» Stated exercise:
Wherever the word "областного" appears in a line, extract that line.
## Start
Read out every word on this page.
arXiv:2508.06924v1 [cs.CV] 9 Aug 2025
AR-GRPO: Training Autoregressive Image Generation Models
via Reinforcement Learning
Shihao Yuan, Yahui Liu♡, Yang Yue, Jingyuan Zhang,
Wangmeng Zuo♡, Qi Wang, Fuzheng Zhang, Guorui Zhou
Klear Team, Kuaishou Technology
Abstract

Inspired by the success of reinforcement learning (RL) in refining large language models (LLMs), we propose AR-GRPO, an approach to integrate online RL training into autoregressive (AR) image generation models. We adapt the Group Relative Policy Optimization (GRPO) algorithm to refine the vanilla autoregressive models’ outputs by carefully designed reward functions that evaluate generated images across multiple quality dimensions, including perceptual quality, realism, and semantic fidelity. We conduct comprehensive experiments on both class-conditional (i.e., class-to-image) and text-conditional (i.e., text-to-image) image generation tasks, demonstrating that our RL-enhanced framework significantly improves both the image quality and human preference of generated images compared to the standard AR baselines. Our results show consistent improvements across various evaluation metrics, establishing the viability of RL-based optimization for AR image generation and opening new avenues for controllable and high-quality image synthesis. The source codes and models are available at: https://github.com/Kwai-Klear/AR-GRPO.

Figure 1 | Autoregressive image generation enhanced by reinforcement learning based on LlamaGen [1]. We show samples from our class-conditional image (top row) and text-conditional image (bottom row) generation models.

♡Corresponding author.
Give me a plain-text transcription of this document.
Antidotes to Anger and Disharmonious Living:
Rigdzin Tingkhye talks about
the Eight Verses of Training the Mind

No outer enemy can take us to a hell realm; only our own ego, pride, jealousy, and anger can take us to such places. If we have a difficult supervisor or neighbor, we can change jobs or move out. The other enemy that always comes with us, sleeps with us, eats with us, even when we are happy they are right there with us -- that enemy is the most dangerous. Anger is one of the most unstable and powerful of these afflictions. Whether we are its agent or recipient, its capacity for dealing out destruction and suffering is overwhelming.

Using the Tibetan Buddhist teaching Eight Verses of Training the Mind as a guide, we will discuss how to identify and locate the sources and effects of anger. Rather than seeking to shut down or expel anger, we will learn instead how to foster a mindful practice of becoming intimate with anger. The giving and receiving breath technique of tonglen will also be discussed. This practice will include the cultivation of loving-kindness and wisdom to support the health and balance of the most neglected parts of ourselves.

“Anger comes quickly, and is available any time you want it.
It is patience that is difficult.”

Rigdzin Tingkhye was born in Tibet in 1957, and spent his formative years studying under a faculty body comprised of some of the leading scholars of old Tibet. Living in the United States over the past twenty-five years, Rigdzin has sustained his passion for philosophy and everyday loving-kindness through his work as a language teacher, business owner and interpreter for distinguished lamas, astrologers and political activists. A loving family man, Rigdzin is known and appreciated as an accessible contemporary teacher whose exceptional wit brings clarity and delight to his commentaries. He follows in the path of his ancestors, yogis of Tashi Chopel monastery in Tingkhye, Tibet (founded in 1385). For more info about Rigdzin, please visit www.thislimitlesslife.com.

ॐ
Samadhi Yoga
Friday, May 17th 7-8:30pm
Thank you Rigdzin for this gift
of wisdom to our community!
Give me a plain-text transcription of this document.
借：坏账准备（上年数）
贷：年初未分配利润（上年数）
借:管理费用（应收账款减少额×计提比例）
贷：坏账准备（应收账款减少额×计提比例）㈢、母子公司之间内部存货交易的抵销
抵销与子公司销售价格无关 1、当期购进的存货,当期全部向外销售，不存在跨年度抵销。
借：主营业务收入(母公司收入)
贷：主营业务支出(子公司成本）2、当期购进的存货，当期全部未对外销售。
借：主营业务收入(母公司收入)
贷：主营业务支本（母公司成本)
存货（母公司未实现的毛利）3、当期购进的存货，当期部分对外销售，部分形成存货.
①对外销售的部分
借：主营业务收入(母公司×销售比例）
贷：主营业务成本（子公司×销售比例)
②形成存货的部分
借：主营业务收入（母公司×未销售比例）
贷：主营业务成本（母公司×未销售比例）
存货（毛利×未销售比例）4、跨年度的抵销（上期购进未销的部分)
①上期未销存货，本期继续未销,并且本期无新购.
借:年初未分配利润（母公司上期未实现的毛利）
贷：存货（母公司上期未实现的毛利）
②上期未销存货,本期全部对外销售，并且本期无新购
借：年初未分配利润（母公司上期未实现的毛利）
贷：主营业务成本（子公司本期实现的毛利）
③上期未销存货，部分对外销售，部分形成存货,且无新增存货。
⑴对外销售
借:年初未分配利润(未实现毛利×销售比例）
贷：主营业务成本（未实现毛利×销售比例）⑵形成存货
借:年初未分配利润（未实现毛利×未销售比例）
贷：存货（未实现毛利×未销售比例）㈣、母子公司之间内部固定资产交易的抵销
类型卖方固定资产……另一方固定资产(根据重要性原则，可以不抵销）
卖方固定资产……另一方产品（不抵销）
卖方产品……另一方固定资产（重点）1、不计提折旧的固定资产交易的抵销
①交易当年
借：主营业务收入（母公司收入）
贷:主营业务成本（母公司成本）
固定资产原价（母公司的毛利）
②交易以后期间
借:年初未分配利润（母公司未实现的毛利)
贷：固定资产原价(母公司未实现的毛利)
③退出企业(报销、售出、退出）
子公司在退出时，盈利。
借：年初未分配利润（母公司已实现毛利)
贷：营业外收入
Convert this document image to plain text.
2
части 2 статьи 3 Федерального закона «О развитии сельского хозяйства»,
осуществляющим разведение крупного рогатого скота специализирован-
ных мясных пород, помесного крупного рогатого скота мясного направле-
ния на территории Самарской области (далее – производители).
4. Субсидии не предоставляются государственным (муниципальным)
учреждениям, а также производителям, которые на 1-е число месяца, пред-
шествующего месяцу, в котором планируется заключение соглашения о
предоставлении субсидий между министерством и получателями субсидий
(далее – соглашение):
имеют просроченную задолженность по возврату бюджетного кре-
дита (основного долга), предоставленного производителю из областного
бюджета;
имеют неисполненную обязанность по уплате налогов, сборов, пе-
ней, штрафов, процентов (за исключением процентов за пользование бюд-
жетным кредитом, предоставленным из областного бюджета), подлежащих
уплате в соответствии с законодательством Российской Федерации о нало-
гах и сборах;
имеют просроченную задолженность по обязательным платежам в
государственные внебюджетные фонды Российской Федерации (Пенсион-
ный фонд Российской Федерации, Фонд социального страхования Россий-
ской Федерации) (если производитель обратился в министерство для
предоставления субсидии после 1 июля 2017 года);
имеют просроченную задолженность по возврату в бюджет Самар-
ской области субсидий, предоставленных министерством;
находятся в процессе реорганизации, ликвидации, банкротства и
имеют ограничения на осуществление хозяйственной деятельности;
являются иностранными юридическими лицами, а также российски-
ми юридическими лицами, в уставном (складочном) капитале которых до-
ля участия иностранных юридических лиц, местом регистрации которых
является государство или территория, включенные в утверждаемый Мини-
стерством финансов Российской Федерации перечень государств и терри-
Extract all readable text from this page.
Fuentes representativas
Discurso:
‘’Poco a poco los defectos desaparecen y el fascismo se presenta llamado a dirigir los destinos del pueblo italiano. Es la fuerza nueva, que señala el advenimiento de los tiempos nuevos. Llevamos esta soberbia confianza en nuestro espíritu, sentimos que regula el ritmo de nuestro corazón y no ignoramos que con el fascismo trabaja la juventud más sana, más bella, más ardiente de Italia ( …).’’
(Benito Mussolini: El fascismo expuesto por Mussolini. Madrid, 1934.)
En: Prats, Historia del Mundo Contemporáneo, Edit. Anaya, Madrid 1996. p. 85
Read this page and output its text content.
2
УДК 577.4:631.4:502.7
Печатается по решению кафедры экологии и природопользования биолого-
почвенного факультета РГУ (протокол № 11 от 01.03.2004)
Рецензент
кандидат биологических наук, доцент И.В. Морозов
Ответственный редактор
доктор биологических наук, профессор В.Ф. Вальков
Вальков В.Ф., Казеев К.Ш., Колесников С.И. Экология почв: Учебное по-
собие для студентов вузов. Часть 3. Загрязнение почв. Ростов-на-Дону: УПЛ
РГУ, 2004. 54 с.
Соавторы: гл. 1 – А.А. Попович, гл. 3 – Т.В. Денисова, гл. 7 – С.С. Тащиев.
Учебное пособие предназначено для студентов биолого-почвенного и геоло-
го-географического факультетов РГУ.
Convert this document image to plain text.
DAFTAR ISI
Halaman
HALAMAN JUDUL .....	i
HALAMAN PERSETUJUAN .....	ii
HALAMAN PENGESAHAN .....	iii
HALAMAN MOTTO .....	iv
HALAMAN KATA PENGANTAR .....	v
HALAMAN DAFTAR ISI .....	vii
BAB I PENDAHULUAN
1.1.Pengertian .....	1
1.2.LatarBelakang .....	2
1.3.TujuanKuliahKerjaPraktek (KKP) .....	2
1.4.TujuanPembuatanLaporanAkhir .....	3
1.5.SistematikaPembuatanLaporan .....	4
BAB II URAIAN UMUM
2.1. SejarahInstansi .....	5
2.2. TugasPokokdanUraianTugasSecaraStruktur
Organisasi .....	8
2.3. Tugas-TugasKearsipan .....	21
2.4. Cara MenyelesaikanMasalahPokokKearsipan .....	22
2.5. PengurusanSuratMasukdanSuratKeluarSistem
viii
## End
» Response below:
дита (основного долга), предоставленного производителю из областного
жетным кредитом, предоставленным из областного бюджета), подлежащих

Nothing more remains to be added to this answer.